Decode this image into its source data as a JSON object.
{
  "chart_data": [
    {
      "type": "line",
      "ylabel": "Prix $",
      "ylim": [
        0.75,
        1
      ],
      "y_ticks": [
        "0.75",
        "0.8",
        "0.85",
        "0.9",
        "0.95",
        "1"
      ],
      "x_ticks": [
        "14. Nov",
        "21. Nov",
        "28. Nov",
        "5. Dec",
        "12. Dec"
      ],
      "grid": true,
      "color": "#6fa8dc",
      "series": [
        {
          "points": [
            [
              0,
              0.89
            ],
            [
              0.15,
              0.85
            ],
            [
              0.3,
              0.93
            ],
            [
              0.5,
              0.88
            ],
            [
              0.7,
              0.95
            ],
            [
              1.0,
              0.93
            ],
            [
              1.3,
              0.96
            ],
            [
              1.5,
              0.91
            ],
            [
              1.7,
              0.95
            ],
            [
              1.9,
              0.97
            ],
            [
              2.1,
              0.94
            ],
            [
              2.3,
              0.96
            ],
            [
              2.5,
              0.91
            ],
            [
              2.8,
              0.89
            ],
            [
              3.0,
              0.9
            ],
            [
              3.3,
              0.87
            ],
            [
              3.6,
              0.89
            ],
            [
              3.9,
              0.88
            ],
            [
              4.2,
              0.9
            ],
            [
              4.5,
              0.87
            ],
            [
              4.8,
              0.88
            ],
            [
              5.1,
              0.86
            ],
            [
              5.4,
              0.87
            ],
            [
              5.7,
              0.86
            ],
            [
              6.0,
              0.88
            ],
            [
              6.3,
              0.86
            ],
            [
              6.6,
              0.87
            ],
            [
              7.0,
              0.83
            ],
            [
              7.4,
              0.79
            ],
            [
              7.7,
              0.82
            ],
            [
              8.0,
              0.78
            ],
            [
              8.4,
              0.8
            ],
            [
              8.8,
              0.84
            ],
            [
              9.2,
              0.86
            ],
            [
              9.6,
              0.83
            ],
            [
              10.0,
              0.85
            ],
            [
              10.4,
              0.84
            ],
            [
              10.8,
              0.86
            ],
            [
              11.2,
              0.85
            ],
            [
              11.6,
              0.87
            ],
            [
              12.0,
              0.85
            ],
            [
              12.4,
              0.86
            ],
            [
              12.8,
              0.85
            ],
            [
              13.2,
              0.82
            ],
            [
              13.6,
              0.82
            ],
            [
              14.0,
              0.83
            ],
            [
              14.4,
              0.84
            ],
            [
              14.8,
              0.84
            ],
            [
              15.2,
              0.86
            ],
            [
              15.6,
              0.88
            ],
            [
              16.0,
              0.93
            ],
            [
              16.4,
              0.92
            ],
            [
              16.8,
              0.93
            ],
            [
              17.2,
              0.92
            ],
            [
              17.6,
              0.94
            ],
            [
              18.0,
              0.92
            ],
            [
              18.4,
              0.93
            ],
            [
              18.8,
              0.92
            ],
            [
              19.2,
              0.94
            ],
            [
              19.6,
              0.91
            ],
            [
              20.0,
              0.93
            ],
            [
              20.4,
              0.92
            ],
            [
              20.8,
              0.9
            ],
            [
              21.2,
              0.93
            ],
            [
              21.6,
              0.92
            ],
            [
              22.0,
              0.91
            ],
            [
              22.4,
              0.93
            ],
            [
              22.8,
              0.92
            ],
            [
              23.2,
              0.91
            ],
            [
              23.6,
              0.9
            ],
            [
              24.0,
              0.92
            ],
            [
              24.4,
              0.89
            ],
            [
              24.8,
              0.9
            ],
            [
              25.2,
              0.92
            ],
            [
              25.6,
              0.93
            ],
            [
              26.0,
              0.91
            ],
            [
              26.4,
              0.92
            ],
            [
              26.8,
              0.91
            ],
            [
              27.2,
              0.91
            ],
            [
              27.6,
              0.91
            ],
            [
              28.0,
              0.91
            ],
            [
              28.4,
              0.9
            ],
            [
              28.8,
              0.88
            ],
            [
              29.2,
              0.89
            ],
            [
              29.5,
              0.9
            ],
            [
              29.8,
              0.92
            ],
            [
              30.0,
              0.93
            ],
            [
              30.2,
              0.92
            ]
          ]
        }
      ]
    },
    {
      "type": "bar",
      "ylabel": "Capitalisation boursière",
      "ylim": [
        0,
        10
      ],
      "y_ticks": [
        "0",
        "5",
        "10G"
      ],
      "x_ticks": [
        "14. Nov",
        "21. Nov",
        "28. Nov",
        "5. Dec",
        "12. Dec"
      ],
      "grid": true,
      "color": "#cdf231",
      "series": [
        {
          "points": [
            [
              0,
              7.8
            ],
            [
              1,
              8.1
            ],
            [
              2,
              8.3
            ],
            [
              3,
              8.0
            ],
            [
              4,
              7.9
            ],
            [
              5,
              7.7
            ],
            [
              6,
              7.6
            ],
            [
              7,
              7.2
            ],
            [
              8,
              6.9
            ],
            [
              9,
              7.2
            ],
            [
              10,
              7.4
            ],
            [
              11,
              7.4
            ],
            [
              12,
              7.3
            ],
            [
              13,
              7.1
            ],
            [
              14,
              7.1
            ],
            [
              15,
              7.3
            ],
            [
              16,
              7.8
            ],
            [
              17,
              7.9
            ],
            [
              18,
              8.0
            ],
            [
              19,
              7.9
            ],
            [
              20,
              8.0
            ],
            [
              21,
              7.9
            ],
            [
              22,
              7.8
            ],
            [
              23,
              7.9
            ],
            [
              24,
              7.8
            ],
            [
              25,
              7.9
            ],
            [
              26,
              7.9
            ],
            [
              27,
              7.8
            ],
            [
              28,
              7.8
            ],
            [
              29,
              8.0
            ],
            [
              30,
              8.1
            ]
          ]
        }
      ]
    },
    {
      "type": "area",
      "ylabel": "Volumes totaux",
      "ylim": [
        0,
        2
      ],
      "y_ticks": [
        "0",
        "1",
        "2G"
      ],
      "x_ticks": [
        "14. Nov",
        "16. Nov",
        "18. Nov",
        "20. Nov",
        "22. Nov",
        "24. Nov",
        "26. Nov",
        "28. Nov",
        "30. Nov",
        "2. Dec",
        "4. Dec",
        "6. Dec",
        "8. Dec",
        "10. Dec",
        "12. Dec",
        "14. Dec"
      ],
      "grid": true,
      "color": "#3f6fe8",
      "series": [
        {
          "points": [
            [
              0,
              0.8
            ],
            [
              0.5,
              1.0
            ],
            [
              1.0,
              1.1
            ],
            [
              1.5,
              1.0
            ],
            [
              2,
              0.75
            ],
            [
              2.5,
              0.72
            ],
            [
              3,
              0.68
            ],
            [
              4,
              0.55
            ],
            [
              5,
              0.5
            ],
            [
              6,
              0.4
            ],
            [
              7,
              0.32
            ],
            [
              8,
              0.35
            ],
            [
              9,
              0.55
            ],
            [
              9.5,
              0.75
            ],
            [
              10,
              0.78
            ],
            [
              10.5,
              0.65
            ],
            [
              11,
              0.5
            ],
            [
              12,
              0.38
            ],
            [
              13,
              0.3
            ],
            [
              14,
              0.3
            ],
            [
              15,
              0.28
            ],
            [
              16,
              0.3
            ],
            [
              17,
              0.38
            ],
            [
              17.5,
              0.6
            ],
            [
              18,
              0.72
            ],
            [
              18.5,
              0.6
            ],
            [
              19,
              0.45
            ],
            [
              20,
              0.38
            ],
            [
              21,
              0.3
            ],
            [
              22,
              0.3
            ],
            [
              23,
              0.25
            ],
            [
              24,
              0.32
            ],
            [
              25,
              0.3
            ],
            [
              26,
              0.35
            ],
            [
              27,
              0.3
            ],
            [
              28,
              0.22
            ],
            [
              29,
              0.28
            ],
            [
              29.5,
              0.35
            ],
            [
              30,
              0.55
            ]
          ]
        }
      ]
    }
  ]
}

WHAT YOU WILL DO: Say the number of lines in the listing that hold "color", with no added words.

FULL SOLUTION: 3